==== Stored records
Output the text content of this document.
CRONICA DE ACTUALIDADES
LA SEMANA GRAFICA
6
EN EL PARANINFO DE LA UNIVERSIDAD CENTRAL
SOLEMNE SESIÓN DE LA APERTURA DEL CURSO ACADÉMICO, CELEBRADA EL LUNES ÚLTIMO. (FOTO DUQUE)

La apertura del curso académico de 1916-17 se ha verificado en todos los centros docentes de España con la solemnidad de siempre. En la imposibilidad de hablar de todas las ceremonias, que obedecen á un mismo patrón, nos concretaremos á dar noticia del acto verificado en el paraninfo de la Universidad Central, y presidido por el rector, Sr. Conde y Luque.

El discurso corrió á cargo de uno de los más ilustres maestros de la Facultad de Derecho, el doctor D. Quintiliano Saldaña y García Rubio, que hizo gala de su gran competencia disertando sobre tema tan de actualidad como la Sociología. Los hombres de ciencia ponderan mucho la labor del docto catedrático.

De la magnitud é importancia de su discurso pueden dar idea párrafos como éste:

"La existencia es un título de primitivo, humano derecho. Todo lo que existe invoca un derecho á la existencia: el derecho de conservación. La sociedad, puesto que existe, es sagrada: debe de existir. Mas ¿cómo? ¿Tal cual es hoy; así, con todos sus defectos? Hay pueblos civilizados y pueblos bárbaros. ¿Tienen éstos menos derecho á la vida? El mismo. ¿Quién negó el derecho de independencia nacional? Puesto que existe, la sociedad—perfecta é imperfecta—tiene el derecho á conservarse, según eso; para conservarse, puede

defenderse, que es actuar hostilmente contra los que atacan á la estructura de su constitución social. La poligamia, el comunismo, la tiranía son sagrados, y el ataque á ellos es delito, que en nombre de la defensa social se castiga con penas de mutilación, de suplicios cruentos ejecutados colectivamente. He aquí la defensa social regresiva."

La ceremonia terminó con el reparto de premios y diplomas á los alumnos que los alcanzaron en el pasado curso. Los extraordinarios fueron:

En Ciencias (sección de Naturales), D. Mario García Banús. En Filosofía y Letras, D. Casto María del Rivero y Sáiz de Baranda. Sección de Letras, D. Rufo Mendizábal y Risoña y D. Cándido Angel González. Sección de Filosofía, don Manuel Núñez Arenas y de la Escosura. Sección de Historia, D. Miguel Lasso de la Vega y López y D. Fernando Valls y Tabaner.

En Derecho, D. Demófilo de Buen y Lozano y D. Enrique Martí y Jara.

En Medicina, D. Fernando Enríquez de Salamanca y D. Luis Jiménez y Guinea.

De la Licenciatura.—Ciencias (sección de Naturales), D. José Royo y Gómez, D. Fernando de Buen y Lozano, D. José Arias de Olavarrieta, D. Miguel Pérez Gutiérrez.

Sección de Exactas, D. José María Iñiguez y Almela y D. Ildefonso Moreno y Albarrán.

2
========
==== Stored records
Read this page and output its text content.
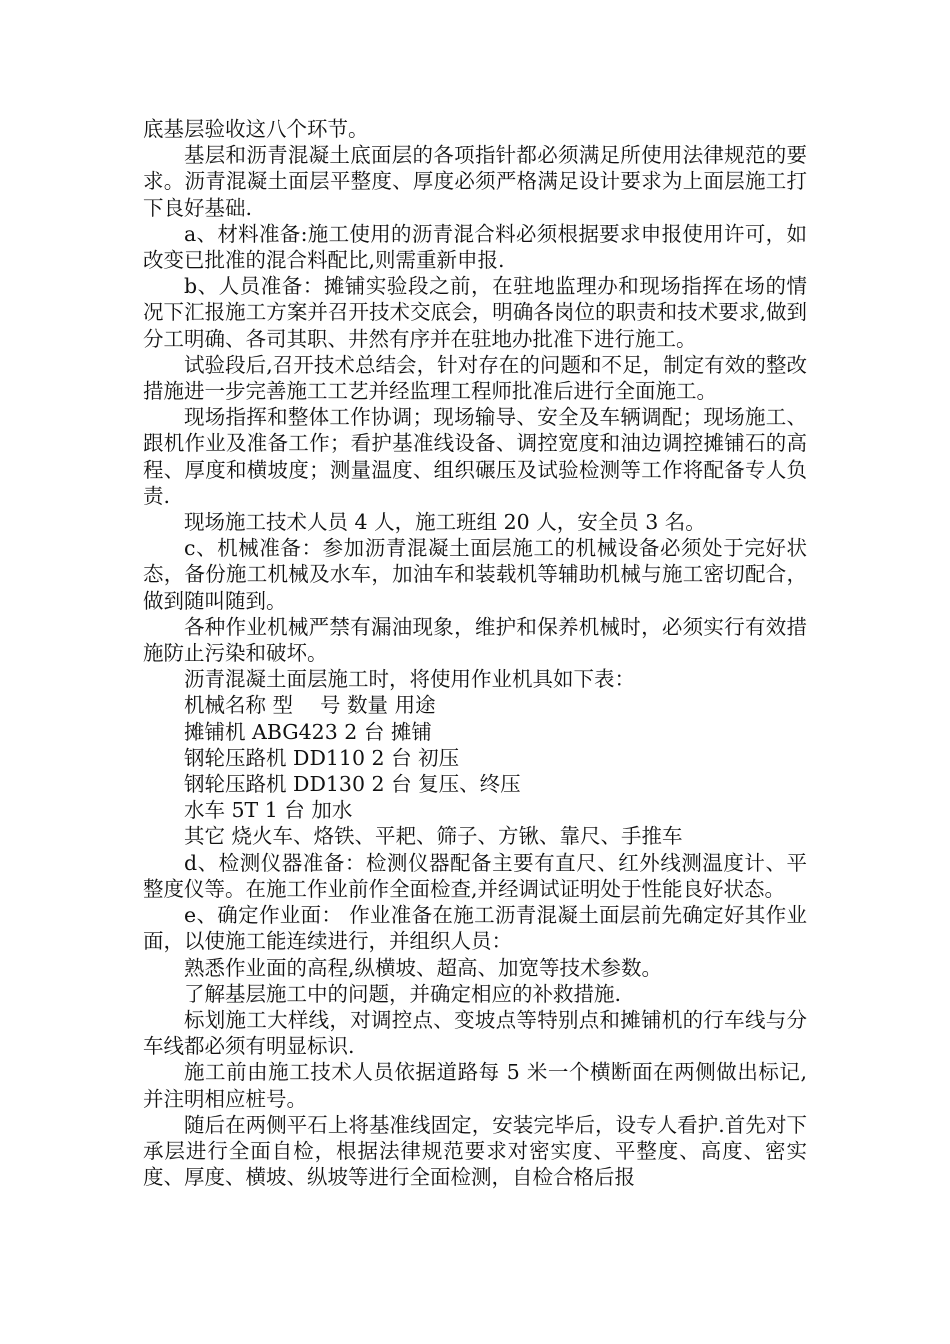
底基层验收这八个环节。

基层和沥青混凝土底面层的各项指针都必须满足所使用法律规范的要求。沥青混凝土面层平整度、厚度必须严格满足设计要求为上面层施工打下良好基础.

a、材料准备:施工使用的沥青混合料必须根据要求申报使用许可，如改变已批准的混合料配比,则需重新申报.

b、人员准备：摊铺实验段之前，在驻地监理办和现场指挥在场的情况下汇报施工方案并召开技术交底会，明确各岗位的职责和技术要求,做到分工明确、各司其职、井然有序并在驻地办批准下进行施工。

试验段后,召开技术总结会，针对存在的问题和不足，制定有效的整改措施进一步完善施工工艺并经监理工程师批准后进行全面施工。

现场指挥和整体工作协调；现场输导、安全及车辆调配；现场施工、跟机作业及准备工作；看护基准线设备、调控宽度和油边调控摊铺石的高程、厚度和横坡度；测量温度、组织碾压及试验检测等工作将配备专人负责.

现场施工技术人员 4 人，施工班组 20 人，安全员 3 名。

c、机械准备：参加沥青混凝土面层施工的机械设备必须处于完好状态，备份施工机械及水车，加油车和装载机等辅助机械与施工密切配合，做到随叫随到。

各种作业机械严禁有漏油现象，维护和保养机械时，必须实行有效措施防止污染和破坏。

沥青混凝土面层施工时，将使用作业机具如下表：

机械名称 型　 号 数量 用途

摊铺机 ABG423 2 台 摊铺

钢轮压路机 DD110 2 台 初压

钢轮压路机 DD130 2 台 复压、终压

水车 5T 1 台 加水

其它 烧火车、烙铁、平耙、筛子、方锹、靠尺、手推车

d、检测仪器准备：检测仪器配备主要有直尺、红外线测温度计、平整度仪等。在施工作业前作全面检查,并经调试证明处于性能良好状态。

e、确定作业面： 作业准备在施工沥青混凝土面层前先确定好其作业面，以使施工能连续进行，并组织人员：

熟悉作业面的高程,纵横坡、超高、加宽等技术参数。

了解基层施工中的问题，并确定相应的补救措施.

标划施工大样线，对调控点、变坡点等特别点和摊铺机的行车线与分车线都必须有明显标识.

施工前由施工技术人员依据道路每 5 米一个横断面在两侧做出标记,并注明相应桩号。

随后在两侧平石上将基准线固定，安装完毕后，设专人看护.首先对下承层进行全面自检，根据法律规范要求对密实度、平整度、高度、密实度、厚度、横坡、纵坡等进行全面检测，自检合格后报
========
**Work to do:**
Copy every line of the data that holds the string "Lozano".

**Written response:**
En Derecho, D. Demófilo de Buen y Lozano y D. Enrique Martí y Jara.
De la Licenciatura.—Ciencias (sección de Naturales), D. José Royo y Gómez, D. Fernando de Buen y Lozano, D. José Arias de Olavarrieta, D. Miguel Pérez Gutiérrez.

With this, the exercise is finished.